- **Brief**
Each line holding the word "Wireless" counts once; give the total and nothing more.

- **Records supplied**
^^^^^^^^^^^^^^^^

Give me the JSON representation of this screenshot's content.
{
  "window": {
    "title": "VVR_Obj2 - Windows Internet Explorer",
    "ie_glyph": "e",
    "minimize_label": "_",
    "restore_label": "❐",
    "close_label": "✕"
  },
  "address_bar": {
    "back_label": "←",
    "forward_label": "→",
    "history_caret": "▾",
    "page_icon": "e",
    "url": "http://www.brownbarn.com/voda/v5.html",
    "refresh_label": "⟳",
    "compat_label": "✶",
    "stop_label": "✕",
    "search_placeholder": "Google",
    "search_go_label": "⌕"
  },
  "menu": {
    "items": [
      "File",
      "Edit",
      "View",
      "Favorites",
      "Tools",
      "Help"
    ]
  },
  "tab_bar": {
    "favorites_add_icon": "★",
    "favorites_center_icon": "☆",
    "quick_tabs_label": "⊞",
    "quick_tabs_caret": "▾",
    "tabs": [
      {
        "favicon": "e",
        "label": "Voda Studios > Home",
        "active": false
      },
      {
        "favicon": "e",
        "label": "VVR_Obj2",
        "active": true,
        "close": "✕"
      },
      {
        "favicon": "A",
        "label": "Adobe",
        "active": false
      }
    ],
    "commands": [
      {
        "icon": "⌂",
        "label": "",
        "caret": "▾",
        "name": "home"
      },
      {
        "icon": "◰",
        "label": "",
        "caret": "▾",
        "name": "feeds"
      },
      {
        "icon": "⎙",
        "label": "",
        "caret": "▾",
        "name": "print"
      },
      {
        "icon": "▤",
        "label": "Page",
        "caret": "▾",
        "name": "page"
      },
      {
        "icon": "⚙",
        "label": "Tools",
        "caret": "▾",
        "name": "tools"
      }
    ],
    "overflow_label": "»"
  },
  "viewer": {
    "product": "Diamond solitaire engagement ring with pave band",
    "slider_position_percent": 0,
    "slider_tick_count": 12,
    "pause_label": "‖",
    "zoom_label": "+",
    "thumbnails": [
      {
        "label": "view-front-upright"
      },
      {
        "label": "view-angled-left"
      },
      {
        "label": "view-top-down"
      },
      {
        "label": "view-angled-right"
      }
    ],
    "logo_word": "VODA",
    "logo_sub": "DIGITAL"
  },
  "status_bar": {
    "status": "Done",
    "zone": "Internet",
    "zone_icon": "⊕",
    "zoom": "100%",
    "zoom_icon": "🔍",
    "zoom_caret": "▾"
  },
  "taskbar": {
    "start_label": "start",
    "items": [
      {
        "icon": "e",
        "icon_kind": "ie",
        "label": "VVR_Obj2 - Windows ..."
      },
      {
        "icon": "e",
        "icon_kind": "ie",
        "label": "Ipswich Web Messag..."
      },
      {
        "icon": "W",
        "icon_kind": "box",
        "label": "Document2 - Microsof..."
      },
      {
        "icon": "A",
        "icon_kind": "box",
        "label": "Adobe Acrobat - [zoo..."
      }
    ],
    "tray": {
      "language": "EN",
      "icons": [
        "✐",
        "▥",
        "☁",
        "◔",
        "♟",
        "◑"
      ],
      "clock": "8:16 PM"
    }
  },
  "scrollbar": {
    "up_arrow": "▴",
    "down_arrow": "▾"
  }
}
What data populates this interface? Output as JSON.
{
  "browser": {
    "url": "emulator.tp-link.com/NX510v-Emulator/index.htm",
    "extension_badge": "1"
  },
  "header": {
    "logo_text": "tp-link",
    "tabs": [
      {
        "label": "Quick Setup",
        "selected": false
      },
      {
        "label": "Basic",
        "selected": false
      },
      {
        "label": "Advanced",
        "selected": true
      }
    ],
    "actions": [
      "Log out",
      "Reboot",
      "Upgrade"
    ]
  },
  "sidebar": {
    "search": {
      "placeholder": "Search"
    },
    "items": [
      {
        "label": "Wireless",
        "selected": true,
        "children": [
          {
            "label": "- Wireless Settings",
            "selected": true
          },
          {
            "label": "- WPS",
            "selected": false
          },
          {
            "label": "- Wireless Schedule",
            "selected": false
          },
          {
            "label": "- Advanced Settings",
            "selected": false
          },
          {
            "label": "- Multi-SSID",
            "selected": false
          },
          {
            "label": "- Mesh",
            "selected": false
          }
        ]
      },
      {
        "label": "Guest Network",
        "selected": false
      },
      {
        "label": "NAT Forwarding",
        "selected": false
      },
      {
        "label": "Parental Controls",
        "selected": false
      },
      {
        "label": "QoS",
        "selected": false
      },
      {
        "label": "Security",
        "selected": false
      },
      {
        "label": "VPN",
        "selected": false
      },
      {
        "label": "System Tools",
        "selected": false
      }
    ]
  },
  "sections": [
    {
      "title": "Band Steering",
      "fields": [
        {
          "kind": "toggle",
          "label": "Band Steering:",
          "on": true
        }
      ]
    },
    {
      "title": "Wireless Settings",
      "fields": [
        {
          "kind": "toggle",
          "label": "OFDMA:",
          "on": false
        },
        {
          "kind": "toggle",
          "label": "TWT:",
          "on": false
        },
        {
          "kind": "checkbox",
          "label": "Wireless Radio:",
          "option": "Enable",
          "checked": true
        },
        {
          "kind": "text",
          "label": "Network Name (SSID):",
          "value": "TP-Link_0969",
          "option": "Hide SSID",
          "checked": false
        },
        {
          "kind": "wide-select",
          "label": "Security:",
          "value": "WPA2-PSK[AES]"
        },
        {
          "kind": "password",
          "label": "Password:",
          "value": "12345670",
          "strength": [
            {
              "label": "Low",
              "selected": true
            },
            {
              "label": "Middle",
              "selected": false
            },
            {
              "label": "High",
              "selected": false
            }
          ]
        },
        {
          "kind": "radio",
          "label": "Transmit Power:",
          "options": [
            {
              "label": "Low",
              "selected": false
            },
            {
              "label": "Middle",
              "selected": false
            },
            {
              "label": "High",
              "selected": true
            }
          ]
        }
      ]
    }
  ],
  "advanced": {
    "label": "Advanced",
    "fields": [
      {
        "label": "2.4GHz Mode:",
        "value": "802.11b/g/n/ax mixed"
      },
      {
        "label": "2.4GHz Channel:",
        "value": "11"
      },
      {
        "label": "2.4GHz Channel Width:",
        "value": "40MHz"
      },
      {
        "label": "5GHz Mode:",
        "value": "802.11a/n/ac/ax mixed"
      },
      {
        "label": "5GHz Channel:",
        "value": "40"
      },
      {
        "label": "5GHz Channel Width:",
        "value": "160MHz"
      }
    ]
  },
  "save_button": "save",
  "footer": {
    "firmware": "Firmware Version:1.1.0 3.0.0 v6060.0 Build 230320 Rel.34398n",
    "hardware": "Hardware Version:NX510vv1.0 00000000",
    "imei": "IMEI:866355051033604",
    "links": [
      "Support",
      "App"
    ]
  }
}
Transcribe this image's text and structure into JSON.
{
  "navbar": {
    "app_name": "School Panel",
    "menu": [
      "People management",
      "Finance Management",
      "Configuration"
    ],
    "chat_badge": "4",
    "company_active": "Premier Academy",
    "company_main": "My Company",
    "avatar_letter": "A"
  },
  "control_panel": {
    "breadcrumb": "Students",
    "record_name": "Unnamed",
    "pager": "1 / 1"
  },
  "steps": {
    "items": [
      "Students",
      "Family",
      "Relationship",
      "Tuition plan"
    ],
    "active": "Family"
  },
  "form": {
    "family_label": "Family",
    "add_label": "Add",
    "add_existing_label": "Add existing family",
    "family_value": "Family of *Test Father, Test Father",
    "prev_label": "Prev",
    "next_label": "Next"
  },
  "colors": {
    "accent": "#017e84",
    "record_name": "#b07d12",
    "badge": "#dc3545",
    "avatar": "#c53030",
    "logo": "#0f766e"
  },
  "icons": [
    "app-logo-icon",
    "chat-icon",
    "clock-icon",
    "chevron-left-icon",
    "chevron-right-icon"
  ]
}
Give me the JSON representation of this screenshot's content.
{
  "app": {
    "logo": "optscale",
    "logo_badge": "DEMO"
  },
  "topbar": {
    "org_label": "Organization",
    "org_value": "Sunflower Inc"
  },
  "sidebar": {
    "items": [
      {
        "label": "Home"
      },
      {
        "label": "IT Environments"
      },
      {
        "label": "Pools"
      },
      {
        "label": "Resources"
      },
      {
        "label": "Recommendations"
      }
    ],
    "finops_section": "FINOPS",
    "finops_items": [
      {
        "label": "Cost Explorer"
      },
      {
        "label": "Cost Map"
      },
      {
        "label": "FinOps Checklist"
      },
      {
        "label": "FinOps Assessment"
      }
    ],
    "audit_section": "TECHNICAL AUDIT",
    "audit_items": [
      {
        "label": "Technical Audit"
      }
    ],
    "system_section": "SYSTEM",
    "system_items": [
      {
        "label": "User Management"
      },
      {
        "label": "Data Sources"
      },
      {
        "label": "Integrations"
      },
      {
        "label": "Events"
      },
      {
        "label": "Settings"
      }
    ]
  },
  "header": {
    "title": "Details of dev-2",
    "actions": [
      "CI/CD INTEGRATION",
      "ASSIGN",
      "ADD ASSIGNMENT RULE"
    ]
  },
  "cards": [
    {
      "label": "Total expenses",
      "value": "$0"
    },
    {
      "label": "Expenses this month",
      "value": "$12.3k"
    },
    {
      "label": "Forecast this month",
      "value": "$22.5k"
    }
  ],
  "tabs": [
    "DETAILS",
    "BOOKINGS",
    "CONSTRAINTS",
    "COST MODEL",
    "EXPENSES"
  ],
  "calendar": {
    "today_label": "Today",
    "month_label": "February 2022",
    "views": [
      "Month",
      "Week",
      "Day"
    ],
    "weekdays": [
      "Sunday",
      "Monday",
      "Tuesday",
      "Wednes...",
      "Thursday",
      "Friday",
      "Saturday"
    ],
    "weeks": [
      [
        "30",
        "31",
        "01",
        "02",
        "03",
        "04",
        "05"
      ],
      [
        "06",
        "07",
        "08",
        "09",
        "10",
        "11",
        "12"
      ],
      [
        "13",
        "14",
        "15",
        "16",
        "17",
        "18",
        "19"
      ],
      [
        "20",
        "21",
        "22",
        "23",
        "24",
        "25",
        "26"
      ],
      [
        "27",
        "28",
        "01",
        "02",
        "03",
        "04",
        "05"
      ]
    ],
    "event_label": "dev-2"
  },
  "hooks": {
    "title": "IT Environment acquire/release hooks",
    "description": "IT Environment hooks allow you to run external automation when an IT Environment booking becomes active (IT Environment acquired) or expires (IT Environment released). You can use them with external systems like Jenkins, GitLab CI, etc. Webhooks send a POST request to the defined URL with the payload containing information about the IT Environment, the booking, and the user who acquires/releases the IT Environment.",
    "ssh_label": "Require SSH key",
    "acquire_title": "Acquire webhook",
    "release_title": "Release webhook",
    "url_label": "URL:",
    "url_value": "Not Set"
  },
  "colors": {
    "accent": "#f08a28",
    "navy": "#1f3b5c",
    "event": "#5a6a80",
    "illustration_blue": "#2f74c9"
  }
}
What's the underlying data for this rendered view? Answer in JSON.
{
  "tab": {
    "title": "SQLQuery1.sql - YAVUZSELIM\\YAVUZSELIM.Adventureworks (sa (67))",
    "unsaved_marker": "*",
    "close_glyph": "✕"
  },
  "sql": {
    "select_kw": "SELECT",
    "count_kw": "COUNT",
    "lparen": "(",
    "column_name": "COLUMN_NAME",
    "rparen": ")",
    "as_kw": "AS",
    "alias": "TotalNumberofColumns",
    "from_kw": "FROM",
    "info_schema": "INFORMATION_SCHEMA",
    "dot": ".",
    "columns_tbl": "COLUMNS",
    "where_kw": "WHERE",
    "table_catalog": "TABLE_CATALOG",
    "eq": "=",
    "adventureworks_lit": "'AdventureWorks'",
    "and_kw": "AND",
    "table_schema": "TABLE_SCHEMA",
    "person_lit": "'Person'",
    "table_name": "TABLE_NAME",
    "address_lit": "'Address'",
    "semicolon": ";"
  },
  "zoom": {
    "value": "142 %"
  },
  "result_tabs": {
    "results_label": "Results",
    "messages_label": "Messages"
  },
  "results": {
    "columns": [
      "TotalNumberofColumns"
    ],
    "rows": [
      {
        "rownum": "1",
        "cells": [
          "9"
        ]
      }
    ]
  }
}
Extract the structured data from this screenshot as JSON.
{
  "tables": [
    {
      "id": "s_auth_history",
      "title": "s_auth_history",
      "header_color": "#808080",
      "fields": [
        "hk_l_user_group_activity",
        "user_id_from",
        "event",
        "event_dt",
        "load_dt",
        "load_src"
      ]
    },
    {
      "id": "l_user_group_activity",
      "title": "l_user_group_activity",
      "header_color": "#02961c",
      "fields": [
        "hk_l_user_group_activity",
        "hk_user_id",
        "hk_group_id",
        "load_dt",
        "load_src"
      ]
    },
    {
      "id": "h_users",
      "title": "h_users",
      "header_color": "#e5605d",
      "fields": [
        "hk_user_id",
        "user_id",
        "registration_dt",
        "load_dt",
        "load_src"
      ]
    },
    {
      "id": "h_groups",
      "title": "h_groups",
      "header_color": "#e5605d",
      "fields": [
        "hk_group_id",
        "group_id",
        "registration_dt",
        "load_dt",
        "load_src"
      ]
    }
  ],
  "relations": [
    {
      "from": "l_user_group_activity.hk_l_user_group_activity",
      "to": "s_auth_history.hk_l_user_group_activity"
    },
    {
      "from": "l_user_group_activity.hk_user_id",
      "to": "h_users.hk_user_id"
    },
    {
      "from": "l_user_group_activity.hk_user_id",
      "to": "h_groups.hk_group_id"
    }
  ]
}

^^^^^^^^^^^^^^^^

- **Response to the exercise**
5